[Stored records]
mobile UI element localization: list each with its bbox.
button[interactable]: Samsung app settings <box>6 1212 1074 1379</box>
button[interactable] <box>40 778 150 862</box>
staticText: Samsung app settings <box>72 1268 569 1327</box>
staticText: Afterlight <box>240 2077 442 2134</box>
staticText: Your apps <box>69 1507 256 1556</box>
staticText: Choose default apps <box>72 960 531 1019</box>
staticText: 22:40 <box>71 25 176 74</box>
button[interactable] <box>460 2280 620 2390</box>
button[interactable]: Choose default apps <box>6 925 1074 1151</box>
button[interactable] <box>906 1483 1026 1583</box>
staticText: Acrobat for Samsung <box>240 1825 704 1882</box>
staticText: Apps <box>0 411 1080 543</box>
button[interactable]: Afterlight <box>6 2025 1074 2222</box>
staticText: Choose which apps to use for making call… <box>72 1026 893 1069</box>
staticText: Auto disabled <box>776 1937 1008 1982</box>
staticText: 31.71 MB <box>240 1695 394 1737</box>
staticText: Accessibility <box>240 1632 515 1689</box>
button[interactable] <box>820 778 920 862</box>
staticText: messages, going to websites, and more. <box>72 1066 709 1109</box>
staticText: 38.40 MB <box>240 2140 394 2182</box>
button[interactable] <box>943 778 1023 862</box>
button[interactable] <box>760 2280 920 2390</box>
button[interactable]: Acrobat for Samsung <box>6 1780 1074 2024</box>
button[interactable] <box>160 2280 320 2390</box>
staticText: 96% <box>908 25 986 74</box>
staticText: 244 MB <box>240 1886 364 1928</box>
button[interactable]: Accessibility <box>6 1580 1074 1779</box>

==

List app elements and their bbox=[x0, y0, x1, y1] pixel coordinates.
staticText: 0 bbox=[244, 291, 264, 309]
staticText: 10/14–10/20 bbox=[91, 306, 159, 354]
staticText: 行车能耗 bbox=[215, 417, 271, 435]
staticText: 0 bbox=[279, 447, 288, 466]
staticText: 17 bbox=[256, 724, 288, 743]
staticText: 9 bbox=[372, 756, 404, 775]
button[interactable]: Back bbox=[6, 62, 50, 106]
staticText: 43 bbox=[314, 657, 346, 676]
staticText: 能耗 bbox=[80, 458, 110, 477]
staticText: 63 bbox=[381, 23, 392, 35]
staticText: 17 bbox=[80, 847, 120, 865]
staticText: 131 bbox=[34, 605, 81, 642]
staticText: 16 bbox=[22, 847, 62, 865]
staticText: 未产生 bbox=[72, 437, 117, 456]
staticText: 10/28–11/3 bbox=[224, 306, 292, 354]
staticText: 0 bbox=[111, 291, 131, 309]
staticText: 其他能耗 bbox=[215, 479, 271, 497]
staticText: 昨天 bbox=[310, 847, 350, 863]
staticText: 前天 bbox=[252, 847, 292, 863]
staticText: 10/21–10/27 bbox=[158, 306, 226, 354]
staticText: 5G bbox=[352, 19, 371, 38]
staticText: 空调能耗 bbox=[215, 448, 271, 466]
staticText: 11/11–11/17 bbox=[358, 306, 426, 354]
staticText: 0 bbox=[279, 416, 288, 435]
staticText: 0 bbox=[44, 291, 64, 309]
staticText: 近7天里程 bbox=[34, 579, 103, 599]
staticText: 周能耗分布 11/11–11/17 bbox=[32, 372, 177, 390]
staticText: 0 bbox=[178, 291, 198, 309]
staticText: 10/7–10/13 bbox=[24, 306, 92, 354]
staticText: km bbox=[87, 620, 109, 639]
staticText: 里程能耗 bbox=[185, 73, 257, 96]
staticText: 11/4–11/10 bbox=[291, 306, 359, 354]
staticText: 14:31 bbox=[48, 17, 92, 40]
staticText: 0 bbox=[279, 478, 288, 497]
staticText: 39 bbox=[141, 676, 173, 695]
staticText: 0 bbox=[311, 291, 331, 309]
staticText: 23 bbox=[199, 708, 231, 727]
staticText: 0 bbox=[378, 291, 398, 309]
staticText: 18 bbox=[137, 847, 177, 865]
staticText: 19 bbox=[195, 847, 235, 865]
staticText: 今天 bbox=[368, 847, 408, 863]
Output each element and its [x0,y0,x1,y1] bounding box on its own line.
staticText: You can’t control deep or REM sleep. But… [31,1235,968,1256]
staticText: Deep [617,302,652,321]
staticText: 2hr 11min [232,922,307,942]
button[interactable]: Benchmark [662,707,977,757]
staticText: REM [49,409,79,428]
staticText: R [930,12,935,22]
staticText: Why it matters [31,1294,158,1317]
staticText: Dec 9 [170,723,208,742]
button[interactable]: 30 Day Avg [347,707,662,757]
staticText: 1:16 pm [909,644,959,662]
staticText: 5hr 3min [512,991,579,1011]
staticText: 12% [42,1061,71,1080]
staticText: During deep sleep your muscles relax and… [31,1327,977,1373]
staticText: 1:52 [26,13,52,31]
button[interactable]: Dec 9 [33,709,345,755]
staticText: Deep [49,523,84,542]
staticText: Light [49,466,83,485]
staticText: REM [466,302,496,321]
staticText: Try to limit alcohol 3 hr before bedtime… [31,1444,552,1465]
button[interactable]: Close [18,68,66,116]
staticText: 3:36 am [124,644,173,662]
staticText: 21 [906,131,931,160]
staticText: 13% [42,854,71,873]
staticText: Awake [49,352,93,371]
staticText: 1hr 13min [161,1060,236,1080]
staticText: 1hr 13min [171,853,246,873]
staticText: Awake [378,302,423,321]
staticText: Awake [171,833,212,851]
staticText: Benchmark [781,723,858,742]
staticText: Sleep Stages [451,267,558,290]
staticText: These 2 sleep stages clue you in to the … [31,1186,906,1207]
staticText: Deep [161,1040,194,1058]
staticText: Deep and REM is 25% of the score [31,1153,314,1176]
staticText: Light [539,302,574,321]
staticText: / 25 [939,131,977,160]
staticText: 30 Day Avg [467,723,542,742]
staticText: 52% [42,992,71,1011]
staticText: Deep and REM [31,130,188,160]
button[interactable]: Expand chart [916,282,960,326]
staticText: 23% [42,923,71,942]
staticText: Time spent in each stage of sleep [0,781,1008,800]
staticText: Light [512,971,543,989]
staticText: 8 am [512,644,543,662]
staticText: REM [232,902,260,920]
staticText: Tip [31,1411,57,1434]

--

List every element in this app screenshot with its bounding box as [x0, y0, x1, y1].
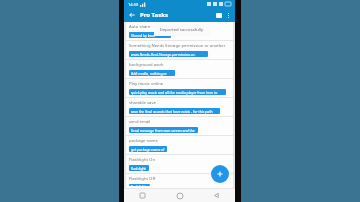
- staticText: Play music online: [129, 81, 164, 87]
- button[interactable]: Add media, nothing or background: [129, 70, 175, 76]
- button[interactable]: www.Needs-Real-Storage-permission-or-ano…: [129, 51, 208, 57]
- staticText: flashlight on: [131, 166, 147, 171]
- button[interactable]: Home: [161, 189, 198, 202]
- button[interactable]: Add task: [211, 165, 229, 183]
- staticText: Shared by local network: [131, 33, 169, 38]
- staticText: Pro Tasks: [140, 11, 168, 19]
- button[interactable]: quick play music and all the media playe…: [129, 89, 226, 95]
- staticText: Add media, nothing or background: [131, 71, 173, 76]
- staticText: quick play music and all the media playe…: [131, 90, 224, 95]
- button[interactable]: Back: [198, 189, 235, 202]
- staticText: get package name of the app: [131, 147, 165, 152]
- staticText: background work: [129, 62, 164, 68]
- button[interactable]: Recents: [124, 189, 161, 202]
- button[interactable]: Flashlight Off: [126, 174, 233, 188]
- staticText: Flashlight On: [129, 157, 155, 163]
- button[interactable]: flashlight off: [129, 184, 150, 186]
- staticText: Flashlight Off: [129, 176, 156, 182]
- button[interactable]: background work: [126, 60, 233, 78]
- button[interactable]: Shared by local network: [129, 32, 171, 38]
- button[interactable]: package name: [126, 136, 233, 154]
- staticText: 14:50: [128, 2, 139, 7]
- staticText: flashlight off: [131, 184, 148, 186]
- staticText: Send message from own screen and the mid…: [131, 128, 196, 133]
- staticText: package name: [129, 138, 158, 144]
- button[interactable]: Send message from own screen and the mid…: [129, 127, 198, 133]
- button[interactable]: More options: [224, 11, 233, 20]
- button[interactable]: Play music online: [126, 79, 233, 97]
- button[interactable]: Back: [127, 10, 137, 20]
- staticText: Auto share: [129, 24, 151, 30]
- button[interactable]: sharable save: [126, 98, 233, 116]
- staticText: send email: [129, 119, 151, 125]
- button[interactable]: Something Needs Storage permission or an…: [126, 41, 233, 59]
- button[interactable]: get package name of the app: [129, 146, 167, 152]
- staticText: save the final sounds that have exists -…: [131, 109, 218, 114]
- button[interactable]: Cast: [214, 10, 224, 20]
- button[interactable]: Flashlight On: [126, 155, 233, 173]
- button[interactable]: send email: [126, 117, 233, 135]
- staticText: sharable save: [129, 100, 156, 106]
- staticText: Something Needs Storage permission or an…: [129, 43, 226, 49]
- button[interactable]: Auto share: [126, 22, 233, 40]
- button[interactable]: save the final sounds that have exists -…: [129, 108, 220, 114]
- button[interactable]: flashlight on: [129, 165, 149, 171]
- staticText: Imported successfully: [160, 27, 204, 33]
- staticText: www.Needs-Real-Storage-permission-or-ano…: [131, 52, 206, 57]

| YOUR OBJECTIVE |
Report each line above that contains the string "playe", and copy every such line in full.

| TASK OUTPUT |
- button[interactable]: quick play music and all the media playe…: [129, 89, 226, 95]
- staticText: quick play music and all the media playe…: [131, 90, 224, 95]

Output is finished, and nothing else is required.